Work out how many lines hold the string "оное". Give that number and nothing more.

── PROVIDED MATERIAL

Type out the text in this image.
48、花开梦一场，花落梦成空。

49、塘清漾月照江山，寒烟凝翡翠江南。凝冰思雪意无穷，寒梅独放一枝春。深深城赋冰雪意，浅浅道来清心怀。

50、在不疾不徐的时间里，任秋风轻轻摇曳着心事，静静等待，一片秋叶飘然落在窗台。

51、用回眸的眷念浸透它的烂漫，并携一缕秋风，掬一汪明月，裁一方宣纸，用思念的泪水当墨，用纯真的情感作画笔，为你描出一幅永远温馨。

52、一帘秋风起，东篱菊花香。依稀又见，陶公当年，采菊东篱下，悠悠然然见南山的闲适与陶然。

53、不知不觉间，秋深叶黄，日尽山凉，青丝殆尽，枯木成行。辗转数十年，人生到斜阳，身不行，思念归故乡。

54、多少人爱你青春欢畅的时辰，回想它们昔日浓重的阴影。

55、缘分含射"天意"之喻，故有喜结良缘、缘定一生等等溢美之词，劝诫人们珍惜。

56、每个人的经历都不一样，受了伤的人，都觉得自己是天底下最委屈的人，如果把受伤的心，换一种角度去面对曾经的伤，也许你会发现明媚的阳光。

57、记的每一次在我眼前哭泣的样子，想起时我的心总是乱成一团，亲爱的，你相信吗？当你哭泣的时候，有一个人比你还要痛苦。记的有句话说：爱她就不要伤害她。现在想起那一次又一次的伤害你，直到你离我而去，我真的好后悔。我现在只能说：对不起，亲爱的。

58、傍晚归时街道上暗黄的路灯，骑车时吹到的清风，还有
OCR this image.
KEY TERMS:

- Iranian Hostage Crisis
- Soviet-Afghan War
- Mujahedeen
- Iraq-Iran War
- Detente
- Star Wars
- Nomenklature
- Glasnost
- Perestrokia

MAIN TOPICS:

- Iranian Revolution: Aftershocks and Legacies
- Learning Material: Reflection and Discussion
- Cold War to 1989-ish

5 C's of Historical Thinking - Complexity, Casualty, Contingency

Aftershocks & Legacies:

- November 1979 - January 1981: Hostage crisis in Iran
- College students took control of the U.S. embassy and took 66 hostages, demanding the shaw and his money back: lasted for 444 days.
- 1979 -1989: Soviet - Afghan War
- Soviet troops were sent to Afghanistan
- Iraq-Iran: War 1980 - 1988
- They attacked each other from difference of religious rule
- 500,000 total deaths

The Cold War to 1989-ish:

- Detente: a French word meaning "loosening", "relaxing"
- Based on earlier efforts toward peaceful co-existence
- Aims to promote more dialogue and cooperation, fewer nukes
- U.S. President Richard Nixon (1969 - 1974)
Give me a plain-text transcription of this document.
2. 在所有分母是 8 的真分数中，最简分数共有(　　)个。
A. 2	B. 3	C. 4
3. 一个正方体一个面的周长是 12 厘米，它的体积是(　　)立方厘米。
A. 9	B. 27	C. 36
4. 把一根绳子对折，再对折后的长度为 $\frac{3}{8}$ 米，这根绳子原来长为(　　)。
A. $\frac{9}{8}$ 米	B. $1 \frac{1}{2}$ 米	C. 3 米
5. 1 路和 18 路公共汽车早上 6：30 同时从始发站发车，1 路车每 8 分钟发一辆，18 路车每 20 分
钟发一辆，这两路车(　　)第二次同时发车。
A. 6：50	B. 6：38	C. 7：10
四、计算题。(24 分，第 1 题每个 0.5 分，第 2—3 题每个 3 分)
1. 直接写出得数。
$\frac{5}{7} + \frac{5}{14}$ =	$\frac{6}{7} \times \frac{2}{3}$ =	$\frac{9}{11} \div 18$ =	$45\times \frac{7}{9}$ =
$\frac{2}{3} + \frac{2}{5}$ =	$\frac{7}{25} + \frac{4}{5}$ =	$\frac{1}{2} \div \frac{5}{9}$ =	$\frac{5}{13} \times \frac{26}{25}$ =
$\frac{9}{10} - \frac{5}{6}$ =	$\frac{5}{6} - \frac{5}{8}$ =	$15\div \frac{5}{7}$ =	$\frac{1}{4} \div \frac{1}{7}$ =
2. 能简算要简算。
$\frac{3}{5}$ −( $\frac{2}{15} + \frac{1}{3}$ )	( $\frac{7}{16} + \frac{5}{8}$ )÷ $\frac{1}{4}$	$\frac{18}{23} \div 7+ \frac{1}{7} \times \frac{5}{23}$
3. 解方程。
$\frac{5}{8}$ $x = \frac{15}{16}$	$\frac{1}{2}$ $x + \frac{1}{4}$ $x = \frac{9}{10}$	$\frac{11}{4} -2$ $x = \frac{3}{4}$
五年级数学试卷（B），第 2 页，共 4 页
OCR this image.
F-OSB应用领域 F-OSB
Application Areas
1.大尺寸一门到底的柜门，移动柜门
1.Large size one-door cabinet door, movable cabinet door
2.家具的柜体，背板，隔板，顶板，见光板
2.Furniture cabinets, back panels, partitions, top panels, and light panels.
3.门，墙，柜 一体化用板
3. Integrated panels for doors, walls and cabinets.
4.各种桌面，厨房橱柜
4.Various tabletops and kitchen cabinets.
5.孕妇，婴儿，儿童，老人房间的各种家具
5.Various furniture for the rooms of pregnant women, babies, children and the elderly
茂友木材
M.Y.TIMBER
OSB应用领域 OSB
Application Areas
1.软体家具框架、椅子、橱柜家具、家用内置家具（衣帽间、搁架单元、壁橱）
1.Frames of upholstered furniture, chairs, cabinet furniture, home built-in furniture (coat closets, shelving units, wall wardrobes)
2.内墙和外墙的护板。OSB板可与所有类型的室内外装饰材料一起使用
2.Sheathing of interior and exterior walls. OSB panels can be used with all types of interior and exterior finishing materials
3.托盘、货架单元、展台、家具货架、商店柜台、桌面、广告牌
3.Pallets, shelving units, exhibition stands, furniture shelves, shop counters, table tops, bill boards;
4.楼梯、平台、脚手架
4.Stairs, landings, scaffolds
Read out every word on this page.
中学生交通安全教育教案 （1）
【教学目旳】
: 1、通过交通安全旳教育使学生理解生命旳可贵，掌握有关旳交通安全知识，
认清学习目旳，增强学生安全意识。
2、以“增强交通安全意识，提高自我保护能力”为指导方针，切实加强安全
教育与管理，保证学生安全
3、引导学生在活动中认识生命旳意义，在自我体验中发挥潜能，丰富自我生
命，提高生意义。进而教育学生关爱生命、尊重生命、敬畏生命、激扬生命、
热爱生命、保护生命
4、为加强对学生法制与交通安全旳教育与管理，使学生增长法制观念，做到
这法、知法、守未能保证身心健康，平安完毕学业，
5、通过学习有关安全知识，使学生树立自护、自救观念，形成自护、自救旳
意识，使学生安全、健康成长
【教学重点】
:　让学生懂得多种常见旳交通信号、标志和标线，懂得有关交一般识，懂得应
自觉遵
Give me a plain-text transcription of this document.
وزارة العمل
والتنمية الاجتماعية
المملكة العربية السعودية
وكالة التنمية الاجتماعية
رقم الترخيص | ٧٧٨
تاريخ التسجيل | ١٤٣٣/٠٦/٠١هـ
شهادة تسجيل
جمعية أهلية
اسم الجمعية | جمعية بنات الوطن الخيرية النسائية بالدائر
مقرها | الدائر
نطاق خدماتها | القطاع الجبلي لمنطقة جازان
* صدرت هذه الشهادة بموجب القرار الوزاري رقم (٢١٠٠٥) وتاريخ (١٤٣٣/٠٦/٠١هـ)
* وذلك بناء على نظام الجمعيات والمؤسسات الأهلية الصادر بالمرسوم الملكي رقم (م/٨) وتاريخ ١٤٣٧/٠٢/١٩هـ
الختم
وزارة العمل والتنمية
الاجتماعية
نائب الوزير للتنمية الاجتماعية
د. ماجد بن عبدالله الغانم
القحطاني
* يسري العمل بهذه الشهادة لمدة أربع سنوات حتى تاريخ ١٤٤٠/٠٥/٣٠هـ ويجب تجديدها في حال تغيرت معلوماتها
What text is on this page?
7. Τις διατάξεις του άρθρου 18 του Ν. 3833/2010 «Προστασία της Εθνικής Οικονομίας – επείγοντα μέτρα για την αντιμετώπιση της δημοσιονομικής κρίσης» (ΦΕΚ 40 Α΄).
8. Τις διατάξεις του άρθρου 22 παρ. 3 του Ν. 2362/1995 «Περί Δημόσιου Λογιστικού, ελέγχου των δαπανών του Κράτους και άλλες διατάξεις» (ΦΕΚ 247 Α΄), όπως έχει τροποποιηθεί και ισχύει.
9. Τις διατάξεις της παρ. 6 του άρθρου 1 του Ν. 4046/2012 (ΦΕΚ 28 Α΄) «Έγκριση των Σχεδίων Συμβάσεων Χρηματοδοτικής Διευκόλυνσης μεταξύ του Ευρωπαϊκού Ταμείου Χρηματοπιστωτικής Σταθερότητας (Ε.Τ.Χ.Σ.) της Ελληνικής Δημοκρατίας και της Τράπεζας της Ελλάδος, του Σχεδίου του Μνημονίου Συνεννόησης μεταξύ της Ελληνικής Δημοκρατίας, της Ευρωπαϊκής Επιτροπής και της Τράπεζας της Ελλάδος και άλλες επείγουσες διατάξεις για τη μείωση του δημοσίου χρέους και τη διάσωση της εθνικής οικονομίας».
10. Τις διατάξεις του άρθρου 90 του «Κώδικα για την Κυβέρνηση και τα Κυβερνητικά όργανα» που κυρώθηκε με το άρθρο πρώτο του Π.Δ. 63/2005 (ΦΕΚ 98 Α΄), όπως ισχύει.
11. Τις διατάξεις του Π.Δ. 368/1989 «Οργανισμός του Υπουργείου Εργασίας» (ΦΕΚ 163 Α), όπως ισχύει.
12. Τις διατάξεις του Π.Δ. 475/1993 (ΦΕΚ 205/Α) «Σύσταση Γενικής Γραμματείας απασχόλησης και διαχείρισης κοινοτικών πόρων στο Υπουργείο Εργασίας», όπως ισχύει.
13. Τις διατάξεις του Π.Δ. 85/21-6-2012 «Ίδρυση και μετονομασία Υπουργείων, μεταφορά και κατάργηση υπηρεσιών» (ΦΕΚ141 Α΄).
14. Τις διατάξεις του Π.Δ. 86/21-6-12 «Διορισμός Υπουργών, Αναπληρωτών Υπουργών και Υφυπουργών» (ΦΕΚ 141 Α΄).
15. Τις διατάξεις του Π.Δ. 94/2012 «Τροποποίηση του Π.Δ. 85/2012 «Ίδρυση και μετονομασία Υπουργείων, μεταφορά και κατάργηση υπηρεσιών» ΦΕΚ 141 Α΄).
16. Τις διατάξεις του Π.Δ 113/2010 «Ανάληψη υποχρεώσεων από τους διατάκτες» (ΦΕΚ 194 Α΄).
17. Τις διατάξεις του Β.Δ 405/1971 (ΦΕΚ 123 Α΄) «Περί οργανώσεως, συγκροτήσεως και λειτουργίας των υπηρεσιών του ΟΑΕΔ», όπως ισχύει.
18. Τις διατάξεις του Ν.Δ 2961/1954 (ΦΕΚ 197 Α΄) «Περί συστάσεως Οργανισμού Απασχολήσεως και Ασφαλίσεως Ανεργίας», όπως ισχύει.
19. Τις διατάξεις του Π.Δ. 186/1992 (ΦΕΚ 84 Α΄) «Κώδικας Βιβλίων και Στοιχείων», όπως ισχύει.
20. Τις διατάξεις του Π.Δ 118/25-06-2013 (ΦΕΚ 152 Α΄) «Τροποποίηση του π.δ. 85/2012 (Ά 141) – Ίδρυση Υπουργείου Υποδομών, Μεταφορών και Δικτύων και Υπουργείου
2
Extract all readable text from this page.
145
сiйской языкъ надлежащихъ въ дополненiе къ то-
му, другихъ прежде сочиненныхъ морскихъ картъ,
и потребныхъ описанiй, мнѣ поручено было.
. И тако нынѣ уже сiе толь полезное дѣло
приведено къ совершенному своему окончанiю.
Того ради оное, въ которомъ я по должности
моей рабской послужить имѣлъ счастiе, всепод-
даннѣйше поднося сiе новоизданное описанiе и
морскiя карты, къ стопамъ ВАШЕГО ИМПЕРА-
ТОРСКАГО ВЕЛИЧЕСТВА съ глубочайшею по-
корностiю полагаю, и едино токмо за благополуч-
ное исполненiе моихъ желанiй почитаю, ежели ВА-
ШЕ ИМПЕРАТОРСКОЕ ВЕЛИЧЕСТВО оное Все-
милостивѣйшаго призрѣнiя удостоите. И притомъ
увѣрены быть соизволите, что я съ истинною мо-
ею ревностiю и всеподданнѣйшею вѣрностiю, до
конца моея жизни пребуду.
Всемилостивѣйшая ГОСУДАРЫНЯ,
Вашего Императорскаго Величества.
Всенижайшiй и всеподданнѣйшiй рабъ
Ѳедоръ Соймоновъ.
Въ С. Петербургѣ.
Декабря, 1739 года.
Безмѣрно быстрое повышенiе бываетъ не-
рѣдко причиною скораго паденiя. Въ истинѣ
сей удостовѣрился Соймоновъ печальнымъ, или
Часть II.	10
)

────

=== RESULT OF THIS TASK ===
2